Stored entries:

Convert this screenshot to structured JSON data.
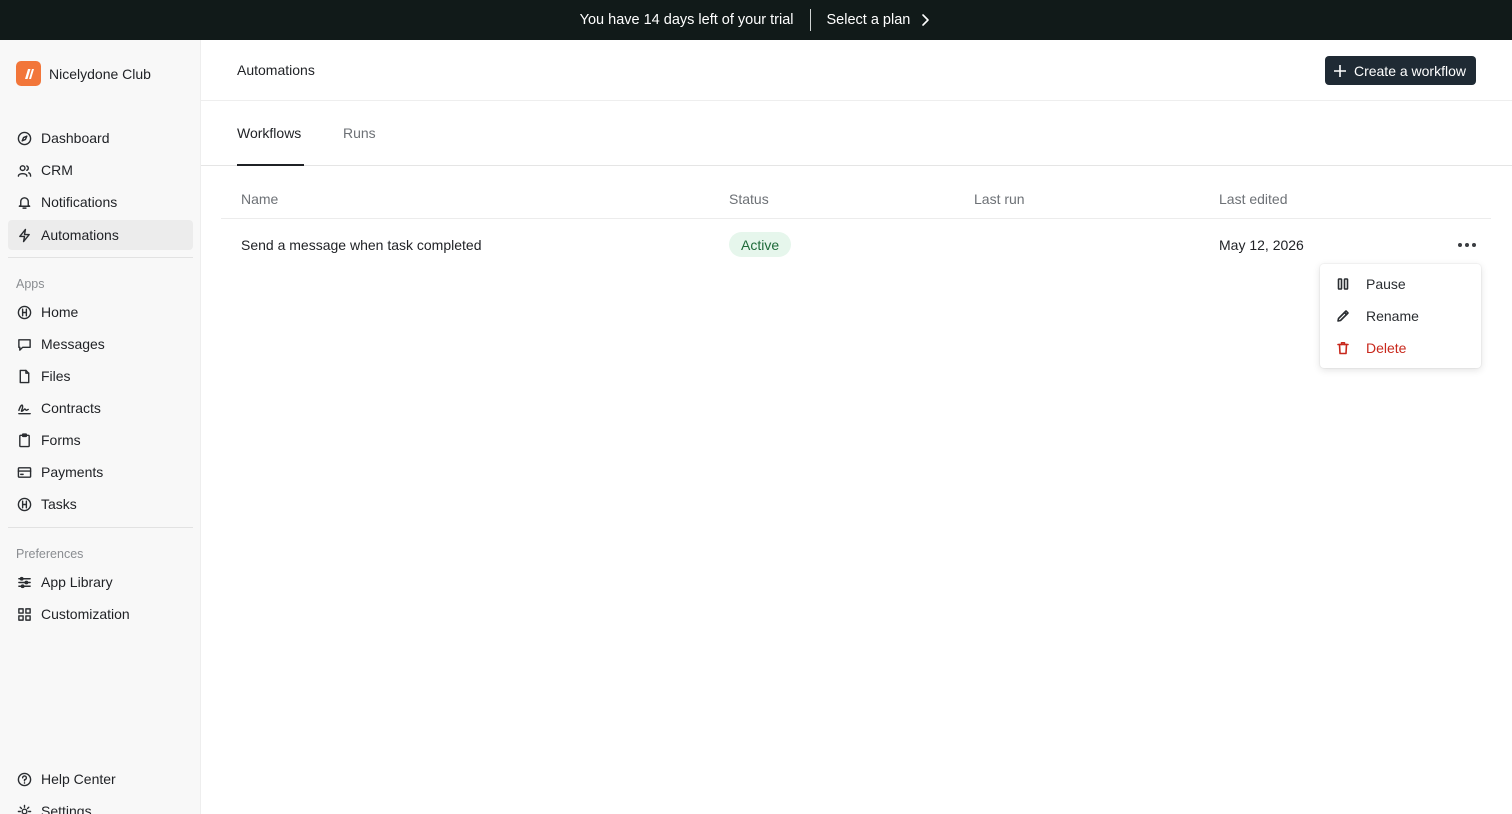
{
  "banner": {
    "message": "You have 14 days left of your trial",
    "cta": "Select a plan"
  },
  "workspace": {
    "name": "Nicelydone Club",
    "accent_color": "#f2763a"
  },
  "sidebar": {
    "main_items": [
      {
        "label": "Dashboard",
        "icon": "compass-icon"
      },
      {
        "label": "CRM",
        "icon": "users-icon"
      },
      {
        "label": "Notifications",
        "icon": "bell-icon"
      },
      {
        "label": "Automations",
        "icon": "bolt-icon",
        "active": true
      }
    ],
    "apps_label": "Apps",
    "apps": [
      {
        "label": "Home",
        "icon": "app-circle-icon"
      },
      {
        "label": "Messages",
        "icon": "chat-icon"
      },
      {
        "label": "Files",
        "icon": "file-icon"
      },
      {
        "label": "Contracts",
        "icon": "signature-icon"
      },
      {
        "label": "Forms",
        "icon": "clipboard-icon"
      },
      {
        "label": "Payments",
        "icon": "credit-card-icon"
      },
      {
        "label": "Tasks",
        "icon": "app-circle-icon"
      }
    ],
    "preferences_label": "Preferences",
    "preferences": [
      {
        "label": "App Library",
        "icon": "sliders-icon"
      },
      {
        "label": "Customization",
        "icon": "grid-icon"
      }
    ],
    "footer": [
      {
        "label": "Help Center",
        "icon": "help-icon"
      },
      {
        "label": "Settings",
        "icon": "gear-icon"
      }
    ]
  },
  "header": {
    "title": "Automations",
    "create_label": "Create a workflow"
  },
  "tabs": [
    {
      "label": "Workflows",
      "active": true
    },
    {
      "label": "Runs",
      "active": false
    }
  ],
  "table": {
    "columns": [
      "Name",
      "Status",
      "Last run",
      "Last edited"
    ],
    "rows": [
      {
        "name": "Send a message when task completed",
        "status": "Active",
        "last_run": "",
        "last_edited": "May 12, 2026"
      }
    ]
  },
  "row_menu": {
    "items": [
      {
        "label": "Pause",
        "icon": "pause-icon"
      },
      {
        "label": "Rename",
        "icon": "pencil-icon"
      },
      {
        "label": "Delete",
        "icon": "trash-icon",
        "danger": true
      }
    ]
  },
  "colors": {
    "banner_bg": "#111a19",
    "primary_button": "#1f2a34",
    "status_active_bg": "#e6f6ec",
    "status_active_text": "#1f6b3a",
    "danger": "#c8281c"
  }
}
* * *
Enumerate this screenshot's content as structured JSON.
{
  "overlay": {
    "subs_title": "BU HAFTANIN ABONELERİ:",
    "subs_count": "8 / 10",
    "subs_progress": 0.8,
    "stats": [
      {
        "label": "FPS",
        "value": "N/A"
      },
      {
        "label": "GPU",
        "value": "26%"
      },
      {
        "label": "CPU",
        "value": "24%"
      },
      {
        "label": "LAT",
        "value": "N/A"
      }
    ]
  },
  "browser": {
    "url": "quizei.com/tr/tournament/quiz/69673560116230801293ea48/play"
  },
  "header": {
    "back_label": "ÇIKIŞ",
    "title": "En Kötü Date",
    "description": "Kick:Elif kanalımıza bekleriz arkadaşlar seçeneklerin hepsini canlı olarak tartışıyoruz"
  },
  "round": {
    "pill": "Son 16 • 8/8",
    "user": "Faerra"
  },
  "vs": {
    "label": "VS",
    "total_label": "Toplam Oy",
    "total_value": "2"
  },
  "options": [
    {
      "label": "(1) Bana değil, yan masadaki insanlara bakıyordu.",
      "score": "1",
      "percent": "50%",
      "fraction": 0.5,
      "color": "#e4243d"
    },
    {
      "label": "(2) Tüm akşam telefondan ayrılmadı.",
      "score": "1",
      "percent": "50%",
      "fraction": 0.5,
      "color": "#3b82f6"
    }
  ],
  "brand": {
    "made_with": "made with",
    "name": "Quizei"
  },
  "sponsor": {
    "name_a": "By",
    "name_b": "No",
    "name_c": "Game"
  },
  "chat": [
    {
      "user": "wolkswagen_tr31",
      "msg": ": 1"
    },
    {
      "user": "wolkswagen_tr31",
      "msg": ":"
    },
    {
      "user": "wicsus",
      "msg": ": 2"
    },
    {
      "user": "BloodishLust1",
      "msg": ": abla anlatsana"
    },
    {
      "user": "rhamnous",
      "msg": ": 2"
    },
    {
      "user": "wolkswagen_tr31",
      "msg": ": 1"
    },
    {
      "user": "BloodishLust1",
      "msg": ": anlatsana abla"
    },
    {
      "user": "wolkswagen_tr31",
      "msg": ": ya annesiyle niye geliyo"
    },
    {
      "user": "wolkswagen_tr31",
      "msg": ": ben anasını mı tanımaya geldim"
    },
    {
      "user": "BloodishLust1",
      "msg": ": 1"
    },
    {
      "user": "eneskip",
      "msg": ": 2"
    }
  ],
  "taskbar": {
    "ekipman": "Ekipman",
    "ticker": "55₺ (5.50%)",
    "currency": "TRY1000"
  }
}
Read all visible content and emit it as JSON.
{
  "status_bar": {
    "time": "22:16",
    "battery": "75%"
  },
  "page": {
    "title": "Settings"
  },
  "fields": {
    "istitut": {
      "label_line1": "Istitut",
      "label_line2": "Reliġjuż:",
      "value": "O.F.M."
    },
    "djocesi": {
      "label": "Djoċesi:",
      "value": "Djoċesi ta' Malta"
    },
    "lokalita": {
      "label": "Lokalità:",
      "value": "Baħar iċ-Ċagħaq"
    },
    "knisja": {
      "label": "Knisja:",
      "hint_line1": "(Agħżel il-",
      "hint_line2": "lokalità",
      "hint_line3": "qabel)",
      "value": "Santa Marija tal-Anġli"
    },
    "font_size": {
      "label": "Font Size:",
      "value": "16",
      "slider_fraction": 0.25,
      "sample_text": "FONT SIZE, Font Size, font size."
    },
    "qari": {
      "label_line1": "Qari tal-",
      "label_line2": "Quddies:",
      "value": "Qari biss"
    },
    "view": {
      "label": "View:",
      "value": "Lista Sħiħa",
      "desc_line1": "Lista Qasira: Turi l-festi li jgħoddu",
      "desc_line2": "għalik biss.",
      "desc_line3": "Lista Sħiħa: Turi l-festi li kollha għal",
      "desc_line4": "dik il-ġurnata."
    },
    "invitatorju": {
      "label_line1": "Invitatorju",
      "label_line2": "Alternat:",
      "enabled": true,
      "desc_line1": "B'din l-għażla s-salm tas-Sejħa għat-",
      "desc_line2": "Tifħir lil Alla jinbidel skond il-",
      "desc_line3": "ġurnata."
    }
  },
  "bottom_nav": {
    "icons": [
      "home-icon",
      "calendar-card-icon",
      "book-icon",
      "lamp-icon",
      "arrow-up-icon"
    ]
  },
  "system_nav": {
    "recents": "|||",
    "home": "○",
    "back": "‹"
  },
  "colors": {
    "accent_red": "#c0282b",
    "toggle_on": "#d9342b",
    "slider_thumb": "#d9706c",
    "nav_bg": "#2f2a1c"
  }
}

* Work to complete *
Which lines contain the word "true"? Return each of them.

* Response to the task *
        "active": true
      "active": true
        "danger": true
      "enabled": true,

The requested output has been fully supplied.